A goblin is a small, grotesque, monstrous creature that appears in the folklore of multiple European cultures. First attested in stories from the Middle Ages, they are ascribed conflicting abilities, temperaments, and appearances depending on the story and country of origin, ranging from mischievous household spirits to malicious, bestial thieves.  They often have magical abilities similar to a fairy or demon, such as the ability to shapeshift.

Similar creatures include brownies, dwarves, duendes, gnomes, imps, leprechauns, and kobolds, but it is also commonly used as a blanket term for all small, fay creatures. The term is sometimes expanded to include goblin-like creatures of other cultures, such as the pukwudgie, dokkaebi, or ifrit.

Etymology
Alternative spellings include gobblin, gobeline, gobling, goblyn, goblino, and gobbelin. The term "goblette" has been used to refer to female goblins.

The word goblin is first recorded in the 14th century and is probably from unattested Anglo-Norman *gobelin, similar to Old French gobelin, already attested around 1195 in Ambroise of Normandy's Guerre sainte, and to Medieval Latin gobelinus in Orderic Vitalis before 1141, which was the name of a devil or daemon haunting the country around Évreux, Normandy.
It may be related both to German kobold and to Medieval Latin cabalus - or *gobalus, itself from Greek κόβαλος (kobalos), "rogue", "knave", "imp", "goblin". German Kobold contains the Germanic root kov- (Middle German Kobe "refuge, cavity", "hollow in a rock", Dial. English cove "hollow in a rock", English "sheltered recess on a coast", Old Norse kofi "hut, shed" ) which means originally a "hollow in the earth". The word is probably related to Dial. Norman gobe "hollow in a cliff", with simple suffix -lin or double suffixation -el-in (cf. Norman surnames Beuzelin, Gosselin, Étancelin, etc.)

Alternatively, it may be a diminutive or other derivative of the French proper name Gobel, more often Gobeau, diminutive forms Gobelet, Goblin, Goblot, but their signification is probably "somebody who sells tumblers or beakers or cups". Moreover, these proper names are not from Normandy, where the word gobelin, gobelinus first appears in the old documents.

The Welsh coblyn, a type of knocker, derives from the Old French gobelin via the English goblin.

In folklore

European folklore

 Goblins are common in English, Scottish, and Irish folklore, serving as a blanket term for all sorts of evil or mischievous spirits.
 A redcap is a type of goblin who dyes its hat in human blood in Anglo-Scottish border folklore.
 Hobgoblins are friendly trickster goblins from English, Scottish, and Pilgrim folklore and literature.
 The Erlking is a malevolent goblin from German legend.
 The trasgu is a Northern Spanish and Northern Portuguese mythological creature of Celtic and Roman origin.

Goblin-like creatures in other cultures

 A pukwudgie is a type of goblin from Wamponoag folklore.
 The muki is a pale goblin who lives in caves in the Andes in Quechuan folklore.
 In South Korea, goblins, known as dokkaebi (도깨비), are important creatures in folklore, where they reward good people and punish the evil, playing tricks on them.

• _WRITTEN INSTRUCTION_
Copy the stretch of the goblin text from "Alternatively, it may" through "Anglo-Scottish border folklore." again, swapping "knocker" for "mine spirit". The records that come next are separate material with no connection to the goblin text.

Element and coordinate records
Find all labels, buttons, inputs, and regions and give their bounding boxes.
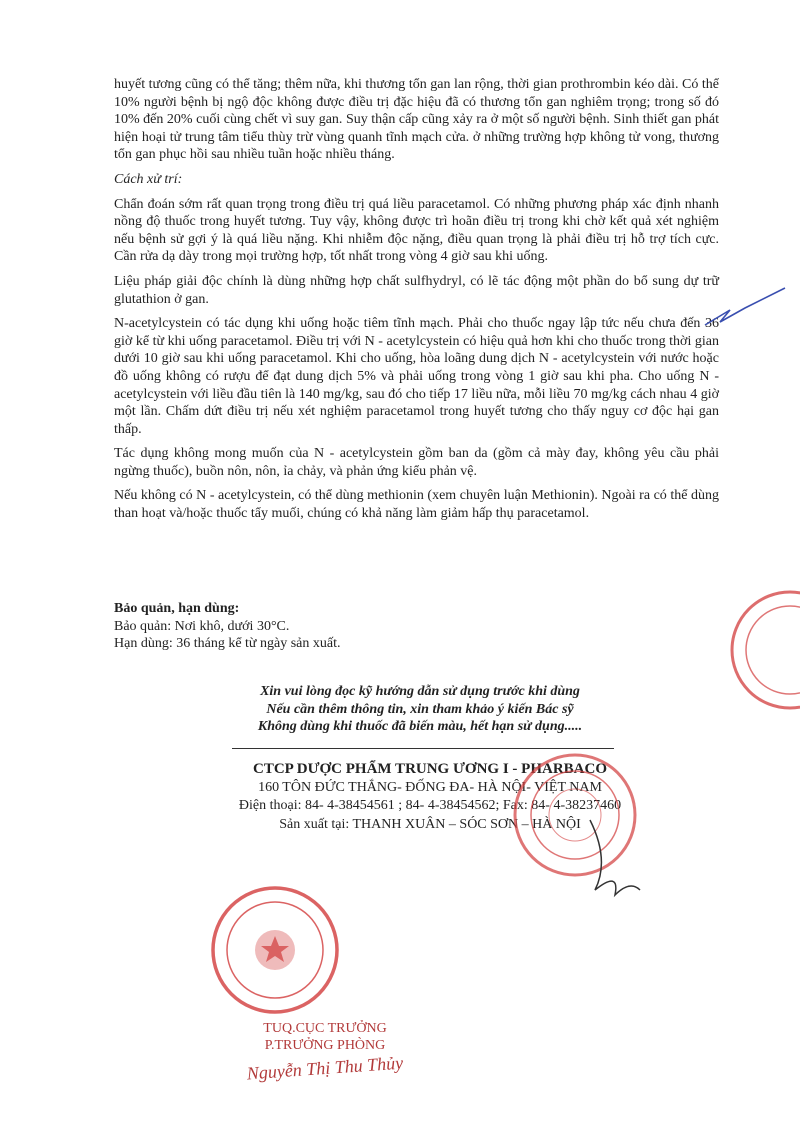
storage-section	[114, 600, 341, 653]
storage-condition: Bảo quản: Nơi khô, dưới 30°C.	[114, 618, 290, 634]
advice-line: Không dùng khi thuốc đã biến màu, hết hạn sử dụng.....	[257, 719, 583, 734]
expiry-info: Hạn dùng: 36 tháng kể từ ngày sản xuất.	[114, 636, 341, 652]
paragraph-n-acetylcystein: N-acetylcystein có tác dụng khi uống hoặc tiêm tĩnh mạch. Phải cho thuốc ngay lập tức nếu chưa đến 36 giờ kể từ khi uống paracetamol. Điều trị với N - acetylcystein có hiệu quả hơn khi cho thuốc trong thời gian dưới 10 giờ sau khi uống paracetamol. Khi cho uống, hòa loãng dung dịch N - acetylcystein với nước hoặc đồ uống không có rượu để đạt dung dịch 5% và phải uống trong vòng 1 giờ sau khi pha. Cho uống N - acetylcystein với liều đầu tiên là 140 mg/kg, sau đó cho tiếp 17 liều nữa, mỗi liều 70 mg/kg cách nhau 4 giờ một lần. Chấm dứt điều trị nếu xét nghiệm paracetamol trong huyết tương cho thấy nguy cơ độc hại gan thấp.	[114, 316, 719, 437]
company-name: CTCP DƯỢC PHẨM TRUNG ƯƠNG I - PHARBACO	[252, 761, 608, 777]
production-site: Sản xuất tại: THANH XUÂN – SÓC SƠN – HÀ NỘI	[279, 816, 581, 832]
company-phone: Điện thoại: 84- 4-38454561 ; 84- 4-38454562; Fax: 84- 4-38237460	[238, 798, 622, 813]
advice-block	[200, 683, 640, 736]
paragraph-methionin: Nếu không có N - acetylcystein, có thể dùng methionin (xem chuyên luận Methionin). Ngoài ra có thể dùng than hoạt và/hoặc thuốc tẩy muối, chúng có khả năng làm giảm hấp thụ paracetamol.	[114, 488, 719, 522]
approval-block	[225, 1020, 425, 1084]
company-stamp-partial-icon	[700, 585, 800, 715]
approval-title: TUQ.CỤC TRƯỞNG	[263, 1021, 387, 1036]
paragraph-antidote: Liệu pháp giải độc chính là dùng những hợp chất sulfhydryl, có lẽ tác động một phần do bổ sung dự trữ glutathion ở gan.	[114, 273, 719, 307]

• _EXERCISE ANSWER_
Alternatively, it may be a diminutive or other derivative of the French proper name Gobel, more often Gobeau, diminutive forms Gobelet, Goblin, Goblot, but their signification is probably "somebody who sells tumblers or beakers or cups". Moreover, these proper names are not from Normandy, where the word gobelin, gobelinus first appears in the old documents.

The Welsh coblyn, a type of mine spirit, derives from the Old French gobelin via the English goblin.

In folklore

European folklore

 Goblins are common in English, Scottish, and Irish folklore, serving as a blanket term for all sorts of evil or mischievous spirits.
 A redcap is a type of goblin who dyes its hat in human blood in Anglo-Scottish border folklore.